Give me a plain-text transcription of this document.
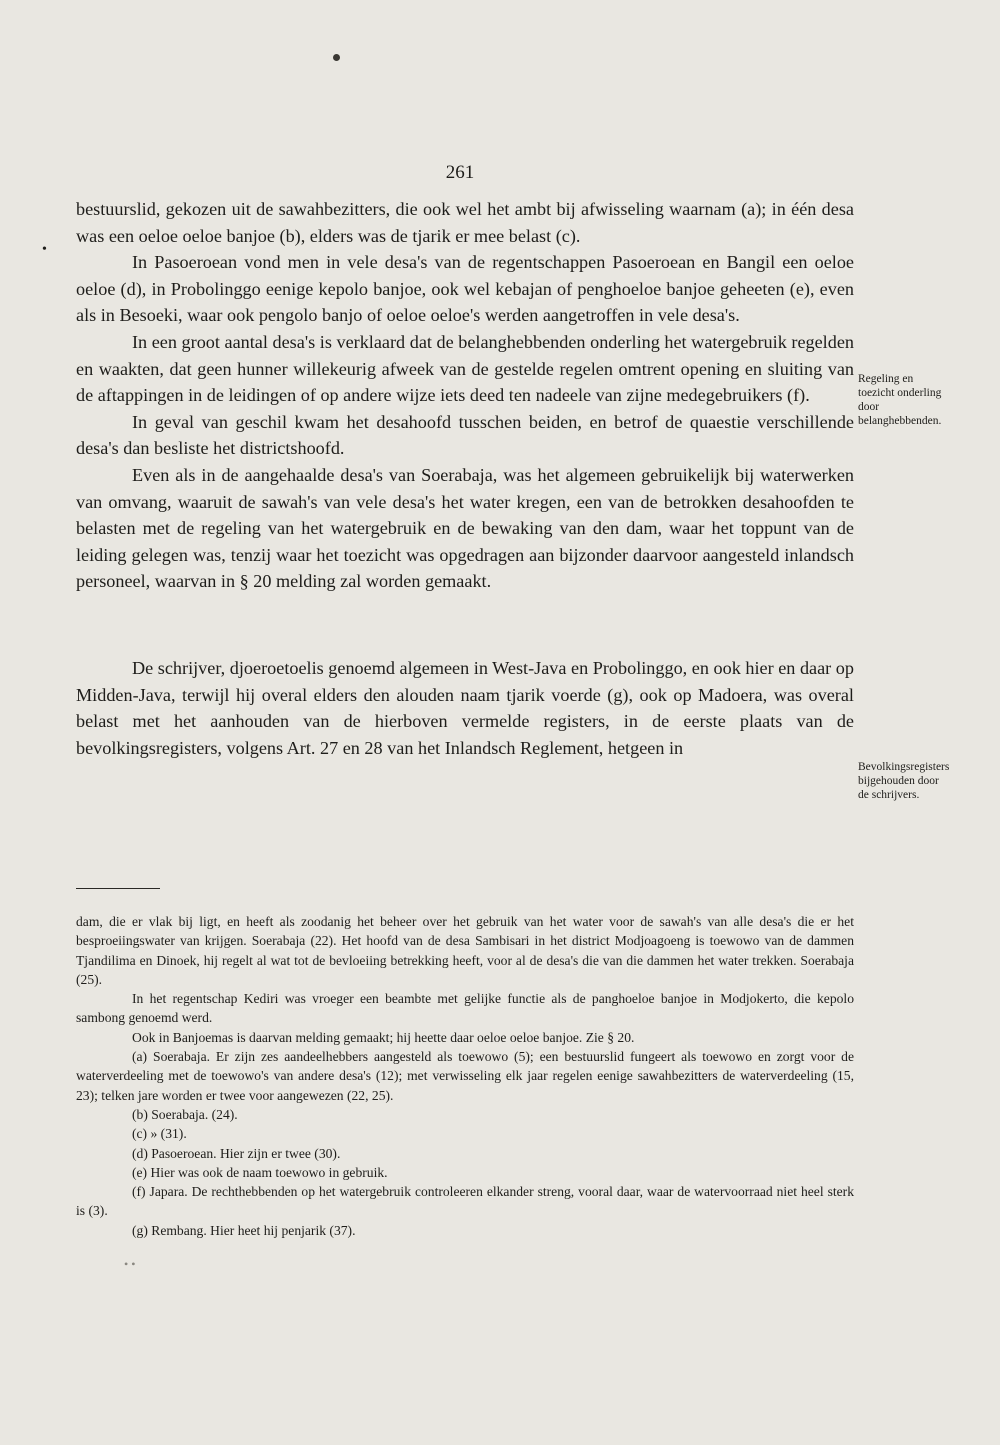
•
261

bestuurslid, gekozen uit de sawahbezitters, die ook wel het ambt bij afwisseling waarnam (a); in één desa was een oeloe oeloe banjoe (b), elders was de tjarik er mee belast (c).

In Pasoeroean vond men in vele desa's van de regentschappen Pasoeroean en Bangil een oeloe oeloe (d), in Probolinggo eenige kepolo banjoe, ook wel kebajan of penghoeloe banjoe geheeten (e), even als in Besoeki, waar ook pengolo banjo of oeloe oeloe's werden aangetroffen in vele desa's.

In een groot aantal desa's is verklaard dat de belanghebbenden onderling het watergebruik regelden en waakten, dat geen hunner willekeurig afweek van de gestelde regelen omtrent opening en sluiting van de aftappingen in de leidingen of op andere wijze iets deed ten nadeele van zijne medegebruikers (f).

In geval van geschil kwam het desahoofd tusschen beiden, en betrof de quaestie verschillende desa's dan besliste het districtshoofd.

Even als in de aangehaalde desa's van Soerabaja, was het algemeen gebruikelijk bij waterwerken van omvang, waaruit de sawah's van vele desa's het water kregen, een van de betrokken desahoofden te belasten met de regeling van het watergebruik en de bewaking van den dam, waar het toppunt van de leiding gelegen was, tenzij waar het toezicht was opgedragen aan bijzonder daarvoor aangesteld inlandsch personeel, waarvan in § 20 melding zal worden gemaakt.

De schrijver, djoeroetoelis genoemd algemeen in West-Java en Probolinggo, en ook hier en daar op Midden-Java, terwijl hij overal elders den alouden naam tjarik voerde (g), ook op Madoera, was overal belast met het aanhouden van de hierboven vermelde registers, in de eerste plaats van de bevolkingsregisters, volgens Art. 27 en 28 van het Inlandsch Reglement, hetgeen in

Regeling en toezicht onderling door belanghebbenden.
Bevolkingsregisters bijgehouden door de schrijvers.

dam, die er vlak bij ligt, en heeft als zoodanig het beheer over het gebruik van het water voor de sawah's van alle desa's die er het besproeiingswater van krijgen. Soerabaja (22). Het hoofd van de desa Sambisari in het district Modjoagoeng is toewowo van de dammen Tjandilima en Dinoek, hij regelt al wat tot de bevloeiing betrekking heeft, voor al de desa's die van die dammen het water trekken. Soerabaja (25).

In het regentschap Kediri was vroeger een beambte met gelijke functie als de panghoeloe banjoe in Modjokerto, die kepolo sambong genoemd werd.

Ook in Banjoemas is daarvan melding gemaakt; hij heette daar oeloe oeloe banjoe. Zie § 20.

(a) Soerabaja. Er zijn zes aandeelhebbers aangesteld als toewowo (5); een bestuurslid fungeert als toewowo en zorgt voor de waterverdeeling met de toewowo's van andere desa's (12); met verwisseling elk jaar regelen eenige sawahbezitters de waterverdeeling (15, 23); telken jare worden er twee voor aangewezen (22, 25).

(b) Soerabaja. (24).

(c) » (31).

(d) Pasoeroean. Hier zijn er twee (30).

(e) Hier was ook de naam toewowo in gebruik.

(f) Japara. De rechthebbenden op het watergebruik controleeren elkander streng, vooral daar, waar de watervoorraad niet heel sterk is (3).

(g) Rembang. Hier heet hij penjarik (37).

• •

────

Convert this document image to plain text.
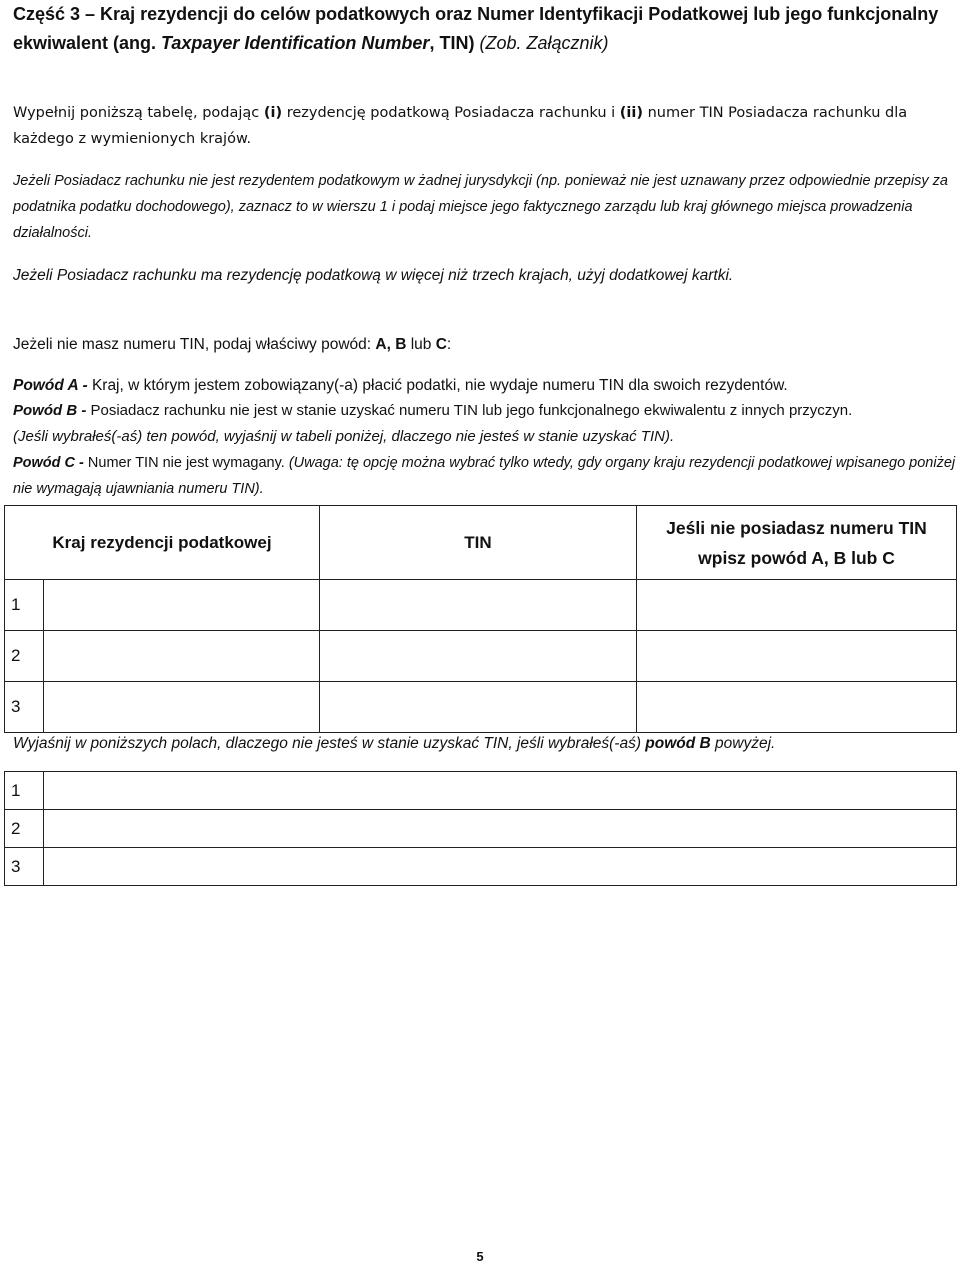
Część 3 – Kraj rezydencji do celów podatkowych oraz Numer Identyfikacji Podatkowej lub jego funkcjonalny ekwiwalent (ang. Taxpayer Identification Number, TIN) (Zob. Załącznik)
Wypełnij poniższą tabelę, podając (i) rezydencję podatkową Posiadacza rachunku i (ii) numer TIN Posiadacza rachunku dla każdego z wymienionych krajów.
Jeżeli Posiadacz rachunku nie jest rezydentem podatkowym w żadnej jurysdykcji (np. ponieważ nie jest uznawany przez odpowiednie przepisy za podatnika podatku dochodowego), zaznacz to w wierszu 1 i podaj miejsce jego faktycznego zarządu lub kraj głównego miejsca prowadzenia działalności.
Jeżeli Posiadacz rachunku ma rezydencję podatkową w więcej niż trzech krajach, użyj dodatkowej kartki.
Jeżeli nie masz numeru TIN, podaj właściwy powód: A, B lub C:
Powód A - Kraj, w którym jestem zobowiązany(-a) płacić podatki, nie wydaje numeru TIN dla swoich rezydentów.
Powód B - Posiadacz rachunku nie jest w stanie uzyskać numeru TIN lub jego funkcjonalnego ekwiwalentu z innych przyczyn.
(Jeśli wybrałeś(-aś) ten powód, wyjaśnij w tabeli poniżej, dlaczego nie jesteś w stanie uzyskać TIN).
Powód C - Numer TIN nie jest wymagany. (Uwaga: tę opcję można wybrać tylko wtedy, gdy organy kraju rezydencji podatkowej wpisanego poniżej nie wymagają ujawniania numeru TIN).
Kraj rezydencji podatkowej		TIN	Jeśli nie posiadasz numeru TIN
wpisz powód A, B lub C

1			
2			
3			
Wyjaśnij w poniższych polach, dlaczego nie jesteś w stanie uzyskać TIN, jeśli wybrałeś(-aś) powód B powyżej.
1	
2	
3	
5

────

WRITTEN PROBLEM> In the material above, find the lines that contain "jego" and show them.

SOLUTION TO THIS PROBLEM>
Część 3 – Kraj rezydencji do celów podatkowych oraz Numer Identyfikacji Podatkowej lub jego funkcjonalny ekwiwalent (ang. Taxpayer Identification Number, TIN) (Zob. Załącznik)
Jeżeli Posiadacz rachunku nie jest rezydentem podatkowym w żadnej jurysdykcji (np. ponieważ nie jest uznawany przez odpowiednie przepisy za podatnika podatku dochodowego), zaznacz to w wierszu 1 i podaj miejsce jego faktycznego zarządu lub kraj głównego miejsca prowadzenia działalności.
Powód B - Posiadacz rachunku nie jest w stanie uzyskać numeru TIN lub jego funkcjonalnego ekwiwalentu z innych przyczyn.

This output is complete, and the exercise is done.